Filter for the word "BRASSAGET" and keep each matching line.

+++ Material provided

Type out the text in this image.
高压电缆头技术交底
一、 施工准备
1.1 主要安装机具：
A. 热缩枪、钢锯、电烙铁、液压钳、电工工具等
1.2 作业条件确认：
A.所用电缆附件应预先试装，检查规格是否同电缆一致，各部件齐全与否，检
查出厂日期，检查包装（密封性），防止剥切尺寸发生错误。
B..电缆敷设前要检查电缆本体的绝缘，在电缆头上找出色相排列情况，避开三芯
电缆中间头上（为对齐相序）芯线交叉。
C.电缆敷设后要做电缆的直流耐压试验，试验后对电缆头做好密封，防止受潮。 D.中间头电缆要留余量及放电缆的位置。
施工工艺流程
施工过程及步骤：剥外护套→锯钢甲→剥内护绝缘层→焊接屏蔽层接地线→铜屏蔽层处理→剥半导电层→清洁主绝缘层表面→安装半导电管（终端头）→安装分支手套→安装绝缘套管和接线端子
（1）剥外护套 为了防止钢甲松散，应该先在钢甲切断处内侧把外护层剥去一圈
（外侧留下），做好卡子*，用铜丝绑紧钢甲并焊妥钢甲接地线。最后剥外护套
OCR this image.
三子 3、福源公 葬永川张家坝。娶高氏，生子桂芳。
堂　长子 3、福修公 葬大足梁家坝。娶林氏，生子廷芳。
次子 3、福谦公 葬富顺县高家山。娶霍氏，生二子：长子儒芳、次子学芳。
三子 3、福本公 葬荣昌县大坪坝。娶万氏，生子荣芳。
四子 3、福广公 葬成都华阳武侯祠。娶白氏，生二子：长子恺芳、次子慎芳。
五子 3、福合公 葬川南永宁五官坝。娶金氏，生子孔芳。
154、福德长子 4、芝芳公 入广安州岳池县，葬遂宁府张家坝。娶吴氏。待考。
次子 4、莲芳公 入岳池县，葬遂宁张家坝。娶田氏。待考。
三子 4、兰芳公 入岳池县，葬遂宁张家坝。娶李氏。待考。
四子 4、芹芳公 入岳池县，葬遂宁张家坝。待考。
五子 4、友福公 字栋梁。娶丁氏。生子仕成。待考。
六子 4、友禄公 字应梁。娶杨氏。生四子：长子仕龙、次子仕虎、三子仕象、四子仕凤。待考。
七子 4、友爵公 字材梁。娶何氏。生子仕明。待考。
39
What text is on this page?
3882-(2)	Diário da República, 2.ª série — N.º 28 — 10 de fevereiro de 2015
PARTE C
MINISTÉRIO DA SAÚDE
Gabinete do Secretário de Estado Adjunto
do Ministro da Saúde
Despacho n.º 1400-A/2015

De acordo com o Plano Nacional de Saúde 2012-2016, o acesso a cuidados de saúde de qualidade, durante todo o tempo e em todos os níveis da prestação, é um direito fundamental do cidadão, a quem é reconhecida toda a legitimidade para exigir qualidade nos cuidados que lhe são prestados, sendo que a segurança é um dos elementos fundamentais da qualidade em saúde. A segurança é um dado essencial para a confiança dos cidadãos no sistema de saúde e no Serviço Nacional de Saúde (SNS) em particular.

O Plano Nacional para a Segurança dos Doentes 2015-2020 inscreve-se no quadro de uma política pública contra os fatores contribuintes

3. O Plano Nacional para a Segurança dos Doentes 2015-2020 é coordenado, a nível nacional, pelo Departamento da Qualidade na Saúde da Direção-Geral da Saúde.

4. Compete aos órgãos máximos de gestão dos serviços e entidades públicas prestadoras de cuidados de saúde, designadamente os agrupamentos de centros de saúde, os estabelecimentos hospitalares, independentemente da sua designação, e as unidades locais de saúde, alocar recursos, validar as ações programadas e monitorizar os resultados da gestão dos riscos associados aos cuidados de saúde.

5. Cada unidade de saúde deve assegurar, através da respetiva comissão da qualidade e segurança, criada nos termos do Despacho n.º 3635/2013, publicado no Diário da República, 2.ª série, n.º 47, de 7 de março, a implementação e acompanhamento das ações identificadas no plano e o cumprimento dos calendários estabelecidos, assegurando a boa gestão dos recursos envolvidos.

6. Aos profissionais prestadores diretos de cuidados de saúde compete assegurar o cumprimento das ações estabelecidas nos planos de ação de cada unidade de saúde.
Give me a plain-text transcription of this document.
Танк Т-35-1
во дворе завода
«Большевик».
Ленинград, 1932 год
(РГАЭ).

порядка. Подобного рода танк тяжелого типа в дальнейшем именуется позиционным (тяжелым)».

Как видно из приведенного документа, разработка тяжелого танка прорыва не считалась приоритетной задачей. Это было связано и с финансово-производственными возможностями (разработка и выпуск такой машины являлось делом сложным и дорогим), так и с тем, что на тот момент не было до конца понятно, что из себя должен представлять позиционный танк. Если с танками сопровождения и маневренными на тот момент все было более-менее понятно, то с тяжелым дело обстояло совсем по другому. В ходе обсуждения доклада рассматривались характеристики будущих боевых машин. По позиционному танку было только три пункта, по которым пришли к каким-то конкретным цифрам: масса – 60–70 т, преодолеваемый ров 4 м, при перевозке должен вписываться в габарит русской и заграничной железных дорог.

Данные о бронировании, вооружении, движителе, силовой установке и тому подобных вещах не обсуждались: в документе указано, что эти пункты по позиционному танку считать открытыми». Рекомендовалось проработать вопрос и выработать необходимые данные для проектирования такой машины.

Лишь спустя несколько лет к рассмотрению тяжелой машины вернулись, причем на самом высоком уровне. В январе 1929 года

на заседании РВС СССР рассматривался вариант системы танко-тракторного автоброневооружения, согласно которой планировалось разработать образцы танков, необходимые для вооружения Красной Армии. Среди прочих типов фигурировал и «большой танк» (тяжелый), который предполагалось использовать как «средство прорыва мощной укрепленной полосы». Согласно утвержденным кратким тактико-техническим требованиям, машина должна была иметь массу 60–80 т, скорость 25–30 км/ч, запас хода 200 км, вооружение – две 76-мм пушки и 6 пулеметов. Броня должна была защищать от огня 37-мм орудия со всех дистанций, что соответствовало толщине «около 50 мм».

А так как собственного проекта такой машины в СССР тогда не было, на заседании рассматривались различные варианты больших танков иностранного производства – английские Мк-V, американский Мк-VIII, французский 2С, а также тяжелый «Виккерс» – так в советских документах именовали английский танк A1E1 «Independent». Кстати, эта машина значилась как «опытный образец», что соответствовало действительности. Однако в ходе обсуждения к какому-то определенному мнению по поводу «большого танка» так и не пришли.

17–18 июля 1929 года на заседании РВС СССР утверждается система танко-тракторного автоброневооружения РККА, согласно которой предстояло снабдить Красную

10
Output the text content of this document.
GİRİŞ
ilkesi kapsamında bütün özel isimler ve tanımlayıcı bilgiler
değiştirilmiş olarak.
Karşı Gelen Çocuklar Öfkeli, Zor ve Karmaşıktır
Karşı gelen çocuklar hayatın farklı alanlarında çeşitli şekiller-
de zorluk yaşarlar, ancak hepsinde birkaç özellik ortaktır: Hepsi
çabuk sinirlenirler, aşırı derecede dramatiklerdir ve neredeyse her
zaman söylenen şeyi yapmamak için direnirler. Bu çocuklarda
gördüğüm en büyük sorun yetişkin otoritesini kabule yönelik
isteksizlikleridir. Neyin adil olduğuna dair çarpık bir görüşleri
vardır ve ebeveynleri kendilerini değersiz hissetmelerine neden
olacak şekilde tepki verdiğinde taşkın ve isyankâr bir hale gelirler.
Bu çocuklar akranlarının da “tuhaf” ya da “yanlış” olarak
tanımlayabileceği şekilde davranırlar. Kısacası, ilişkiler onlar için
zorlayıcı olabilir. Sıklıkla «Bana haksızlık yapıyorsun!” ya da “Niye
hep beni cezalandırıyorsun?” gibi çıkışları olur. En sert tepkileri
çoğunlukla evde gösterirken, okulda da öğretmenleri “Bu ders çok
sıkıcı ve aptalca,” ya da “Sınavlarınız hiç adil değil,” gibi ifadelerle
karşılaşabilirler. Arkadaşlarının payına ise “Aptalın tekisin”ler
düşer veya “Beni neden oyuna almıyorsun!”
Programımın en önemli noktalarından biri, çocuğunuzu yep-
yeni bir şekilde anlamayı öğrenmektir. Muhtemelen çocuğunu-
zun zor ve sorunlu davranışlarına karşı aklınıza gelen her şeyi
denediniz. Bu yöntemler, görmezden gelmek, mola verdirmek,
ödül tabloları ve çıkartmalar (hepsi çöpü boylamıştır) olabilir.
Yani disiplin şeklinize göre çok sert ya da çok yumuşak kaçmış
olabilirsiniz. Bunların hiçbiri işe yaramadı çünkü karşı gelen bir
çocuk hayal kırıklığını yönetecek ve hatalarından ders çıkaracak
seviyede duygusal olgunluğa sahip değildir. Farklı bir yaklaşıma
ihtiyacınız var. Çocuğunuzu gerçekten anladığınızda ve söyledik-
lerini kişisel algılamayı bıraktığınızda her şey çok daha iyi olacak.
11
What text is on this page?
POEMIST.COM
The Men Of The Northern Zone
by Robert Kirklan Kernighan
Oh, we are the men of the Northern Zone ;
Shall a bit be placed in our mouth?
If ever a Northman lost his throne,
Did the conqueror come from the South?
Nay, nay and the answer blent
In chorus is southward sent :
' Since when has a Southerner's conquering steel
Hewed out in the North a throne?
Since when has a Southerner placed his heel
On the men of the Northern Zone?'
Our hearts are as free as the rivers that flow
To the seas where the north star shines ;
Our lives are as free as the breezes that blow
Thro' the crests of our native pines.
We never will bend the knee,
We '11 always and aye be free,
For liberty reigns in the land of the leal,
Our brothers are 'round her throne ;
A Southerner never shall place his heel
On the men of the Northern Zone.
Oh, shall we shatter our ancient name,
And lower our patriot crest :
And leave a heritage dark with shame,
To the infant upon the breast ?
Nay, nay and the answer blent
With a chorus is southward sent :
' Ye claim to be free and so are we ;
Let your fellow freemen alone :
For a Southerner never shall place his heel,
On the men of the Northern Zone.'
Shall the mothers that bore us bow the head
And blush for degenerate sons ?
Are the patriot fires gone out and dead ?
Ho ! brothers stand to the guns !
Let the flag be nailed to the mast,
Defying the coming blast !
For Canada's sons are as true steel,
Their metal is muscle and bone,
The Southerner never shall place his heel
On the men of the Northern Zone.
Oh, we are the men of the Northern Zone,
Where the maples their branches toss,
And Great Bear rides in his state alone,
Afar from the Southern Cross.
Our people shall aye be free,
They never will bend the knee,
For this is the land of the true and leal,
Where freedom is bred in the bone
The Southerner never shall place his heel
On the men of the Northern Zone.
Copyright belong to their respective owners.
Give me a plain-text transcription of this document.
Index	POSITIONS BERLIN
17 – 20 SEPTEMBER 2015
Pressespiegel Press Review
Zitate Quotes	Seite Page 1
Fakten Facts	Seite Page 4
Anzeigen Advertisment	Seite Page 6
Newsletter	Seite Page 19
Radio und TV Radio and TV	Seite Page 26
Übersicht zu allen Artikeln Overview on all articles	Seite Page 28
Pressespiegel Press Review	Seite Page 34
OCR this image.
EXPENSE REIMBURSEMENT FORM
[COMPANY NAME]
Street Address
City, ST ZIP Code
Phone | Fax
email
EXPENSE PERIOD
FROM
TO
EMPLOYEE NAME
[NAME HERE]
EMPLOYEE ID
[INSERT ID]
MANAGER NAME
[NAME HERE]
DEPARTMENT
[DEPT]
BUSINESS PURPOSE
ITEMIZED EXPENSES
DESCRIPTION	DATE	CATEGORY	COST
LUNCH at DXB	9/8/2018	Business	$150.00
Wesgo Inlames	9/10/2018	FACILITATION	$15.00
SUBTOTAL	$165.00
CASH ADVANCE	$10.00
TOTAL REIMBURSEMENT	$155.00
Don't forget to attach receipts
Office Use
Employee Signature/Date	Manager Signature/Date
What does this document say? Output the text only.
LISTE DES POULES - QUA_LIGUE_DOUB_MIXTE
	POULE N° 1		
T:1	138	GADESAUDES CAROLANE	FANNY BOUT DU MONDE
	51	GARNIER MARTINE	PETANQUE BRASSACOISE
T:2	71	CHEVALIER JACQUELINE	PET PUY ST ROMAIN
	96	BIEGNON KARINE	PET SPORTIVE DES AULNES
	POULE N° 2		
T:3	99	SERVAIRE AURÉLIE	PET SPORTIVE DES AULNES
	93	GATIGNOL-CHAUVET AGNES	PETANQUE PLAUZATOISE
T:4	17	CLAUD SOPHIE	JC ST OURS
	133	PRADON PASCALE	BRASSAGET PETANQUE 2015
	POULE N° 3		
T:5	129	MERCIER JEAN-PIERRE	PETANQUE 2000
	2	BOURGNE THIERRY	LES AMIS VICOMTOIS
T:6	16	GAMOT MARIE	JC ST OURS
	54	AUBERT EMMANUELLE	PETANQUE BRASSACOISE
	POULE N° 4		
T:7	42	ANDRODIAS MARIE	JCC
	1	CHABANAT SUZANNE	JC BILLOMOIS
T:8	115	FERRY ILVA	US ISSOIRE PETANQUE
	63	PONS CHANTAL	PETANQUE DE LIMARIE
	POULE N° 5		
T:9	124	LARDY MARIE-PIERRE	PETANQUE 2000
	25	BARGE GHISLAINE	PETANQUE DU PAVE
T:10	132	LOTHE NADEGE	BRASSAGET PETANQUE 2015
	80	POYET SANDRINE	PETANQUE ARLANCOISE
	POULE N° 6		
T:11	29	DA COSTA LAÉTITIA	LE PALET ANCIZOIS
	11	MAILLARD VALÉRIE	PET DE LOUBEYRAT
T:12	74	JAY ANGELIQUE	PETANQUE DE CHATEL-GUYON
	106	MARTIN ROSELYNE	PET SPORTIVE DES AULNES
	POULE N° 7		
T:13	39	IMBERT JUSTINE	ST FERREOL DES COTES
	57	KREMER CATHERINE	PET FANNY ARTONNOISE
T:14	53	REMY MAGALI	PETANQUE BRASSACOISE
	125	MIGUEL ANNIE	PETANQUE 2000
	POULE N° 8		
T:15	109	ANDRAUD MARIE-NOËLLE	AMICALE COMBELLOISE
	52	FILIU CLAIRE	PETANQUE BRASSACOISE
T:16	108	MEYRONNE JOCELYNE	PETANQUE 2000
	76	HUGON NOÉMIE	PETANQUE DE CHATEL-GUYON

++++++

*Worked solution*
	133	PRADON PASCALE	BRASSAGET PETANQUE 2015
T:10	132	LOTHE NADEGE	BRASSAGET PETANQUE 2015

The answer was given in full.